**Recorded data**:
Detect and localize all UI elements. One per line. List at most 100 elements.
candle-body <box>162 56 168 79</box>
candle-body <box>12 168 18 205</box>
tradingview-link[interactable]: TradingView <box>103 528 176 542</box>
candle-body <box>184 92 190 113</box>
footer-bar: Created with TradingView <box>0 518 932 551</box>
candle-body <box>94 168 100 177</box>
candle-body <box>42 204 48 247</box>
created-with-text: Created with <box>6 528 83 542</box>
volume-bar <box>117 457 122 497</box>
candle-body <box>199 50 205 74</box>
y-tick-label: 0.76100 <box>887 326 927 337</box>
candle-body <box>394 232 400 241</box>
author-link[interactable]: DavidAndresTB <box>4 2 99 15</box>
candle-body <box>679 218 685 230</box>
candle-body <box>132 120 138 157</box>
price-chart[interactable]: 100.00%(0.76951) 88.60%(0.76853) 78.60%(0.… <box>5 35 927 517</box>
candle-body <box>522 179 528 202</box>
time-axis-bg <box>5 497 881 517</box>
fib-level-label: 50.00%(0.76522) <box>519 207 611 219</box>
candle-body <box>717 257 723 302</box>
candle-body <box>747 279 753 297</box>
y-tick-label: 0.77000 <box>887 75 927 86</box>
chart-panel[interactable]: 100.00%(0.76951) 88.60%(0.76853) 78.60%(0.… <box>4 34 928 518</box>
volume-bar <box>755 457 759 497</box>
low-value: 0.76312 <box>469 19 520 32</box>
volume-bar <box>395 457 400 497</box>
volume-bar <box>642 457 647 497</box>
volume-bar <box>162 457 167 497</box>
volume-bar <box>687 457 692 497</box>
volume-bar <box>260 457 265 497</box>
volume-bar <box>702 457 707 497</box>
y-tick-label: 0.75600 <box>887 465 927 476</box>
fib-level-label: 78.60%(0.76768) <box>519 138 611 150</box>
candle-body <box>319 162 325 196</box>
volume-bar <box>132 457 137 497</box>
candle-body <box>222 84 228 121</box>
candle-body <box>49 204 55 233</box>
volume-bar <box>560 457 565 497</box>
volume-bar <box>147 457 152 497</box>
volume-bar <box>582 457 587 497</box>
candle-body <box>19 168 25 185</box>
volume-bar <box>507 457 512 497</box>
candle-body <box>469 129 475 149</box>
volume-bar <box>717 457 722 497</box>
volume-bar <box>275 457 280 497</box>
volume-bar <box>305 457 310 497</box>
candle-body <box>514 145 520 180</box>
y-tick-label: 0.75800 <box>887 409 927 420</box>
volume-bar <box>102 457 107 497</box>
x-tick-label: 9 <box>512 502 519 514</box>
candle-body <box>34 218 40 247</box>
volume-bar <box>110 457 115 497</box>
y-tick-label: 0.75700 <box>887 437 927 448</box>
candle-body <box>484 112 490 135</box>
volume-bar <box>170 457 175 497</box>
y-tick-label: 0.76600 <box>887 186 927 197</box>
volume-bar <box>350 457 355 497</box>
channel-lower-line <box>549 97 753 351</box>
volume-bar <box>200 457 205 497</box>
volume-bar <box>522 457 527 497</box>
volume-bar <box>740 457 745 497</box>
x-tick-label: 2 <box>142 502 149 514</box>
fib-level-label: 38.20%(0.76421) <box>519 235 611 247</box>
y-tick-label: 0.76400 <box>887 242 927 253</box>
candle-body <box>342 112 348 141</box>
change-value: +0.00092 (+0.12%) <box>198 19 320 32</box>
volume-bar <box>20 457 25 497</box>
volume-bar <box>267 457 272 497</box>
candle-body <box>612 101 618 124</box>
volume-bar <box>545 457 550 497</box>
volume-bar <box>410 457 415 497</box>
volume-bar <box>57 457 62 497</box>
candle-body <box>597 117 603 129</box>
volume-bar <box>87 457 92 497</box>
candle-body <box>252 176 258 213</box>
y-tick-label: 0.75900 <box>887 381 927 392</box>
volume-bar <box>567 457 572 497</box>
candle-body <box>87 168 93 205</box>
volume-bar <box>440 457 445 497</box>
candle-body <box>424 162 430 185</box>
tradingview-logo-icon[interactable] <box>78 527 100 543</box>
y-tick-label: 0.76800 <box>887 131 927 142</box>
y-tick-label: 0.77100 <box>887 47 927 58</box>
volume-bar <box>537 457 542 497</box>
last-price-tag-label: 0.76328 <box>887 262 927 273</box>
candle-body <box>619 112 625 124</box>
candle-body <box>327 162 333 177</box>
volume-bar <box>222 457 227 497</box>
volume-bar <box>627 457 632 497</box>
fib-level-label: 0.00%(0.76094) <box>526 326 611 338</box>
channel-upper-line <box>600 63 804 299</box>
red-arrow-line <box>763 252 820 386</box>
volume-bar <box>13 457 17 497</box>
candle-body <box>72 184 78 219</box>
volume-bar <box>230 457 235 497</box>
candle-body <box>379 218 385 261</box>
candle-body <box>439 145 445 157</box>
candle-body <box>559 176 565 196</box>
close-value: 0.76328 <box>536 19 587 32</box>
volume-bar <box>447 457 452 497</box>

**Set problem**:
Rewrite the lines of the material above as a numbered list, omitting any blank lines.

**Written response**:
1. Detect and localize all UI elements. One per line. List at most 100 elements.
2. candle-body <box>162 56 168 79</box>
3. candle-body <box>12 168 18 205</box>
4. tradingview-link[interactable]: TradingView <box>103 528 176 542</box>
5. candle-body <box>184 92 190 113</box>
6. footer-bar: Created with TradingView <box>0 518 932 551</box>
7. candle-body <box>94 168 100 177</box>
8. candle-body <box>42 204 48 247</box>
9. created-with-text: Created with <box>6 528 83 542</box>
10. volume-bar <box>117 457 122 497</box>
11. candle-body <box>199 50 205 74</box>
12. y-tick-label: 0.76100 <box>887 326 927 337</box>
13. candle-body <box>394 232 400 241</box>
14. author-link[interactable]: DavidAndresTB <box>4 2 99 15</box>
15. candle-body <box>679 218 685 230</box>
16. candle-body <box>132 120 138 157</box>
17. price-chart[interactable]: 100.00%(0.76951) 88.60%(0.76853) 78.60%(0.… <box>5 35 927 517</box>
18. candle-body <box>522 179 528 202</box>
19. time-axis-bg <box>5 497 881 517</box>
20. fib-level-label: 50.00%(0.76522) <box>519 207 611 219</box>
21. candle-body <box>717 257 723 302</box>
22. candle-body <box>747 279 753 297</box>
23. y-tick-label: 0.77000 <box>887 75 927 86</box>
24. chart-panel[interactable]: 100.00%(0.76951) 88.60%(0.76853) 78.60%(0.… <box>4 34 928 518</box>
25. volume-bar <box>755 457 759 497</box>
26. low-value: 0.76312 <box>469 19 520 32</box>
27. volume-bar <box>395 457 400 497</box>
28. volume-bar <box>642 457 647 497</box>
29. volume-bar <box>162 457 167 497</box>
30. volume-bar <box>687 457 692 497</box>
31. volume-bar <box>260 457 265 497</box>
32. volume-bar <box>702 457 707 497</box>
33. y-tick-label: 0.75600 <box>887 465 927 476</box>
34. fib-level-label: 78.60%(0.76768) <box>519 138 611 150</box>
35. candle-body <box>319 162 325 196</box>
36. volume-bar <box>132 457 137 497</box>
37. candle-body <box>222 84 228 121</box>
38. candle-body <box>49 204 55 233</box>
39. volume-bar <box>560 457 565 497</box>
40. volume-bar <box>147 457 152 497</box>
41. volume-bar <box>582 457 587 497</box>
42. candle-body <box>19 168 25 185</box>
43. volume-bar <box>507 457 512 497</box>
44. candle-body <box>469 129 475 149</box>
45. volume-bar <box>717 457 722 497</box>
46. volume-bar <box>275 457 280 497</box>
47. volume-bar <box>305 457 310 497</box>
48. candle-body <box>514 145 520 180</box>
49. y-tick-label: 0.75800 <box>887 409 927 420</box>
50. volume-bar <box>102 457 107 497</box>
51. x-tick-label: 9 <box>512 502 519 514</box>
52. candle-body <box>34 218 40 247</box>
53. volume-bar <box>110 457 115 497</box>
54. y-tick-label: 0.75700 <box>887 437 927 448</box>
55. candle-body <box>484 112 490 135</box>
56. volume-bar <box>170 457 175 497</box>
57. y-tick-label: 0.76600 <box>887 186 927 197</box>
58. volume-bar <box>350 457 355 497</box>
59. channel-lower-line <box>549 97 753 351</box>
60. volume-bar <box>200 457 205 497</box>
61. volume-bar <box>522 457 527 497</box>
62. volume-bar <box>740 457 745 497</box>
63. x-tick-label: 2 <box>142 502 149 514</box>
64. fib-level-label: 38.20%(0.76421) <box>519 235 611 247</box>
65. y-tick-label: 0.76400 <box>887 242 927 253</box>
66. candle-body <box>342 112 348 141</box>
67. change-value: +0.00092 (+0.12%) <box>198 19 320 32</box>
68. volume-bar <box>20 457 25 497</box>
69. volume-bar <box>267 457 272 497</box>
70. candle-body <box>612 101 618 124</box>
71. volume-bar <box>545 457 550 497</box>
72. volume-bar <box>410 457 415 497</box>
73. volume-bar <box>57 457 62 497</box>
74. candle-body <box>597 117 603 129</box>
75. volume-bar <box>87 457 92 497</box>
76. candle-body <box>252 176 258 213</box>
77. y-tick-label: 0.75900 <box>887 381 927 392</box>
78. volume-bar <box>567 457 572 497</box>
79. candle-body <box>87 168 93 205</box>
80. volume-bar <box>440 457 445 497</box>
81. candle-body <box>424 162 430 185</box>
82. tradingview-logo-icon[interactable] <box>78 527 100 543</box>
83. y-tick-label: 0.76800 <box>887 131 927 142</box>
84. y-tick-label: 0.77100 <box>887 47 927 58</box>
85. volume-bar <box>537 457 542 497</box>
86. last-price-tag-label: 0.76328 <box>887 262 927 273</box>
87. candle-body <box>619 112 625 124</box>
88. candle-body <box>327 162 333 177</box>
89. volume-bar <box>222 457 227 497</box>
90. volume-bar <box>627 457 632 497</box>
91. fib-level-label: 0.00%(0.76094) <box>526 326 611 338</box>
92. channel-upper-line <box>600 63 804 299</box>
93. red-arrow-line <box>763 252 820 386</box>
94. volume-bar <box>13 457 17 497</box>
95. candle-body <box>72 184 78 219</box>
96. volume-bar <box>230 457 235 497</box>
97. candle-body <box>379 218 385 261</box>
98. candle-body <box>439 145 445 157</box>
99. candle-body <box>559 176 565 196</box>
100. close-value: 0.76328 <box>536 19 587 32</box>
101. volume-bar <box>447 457 452 497</box>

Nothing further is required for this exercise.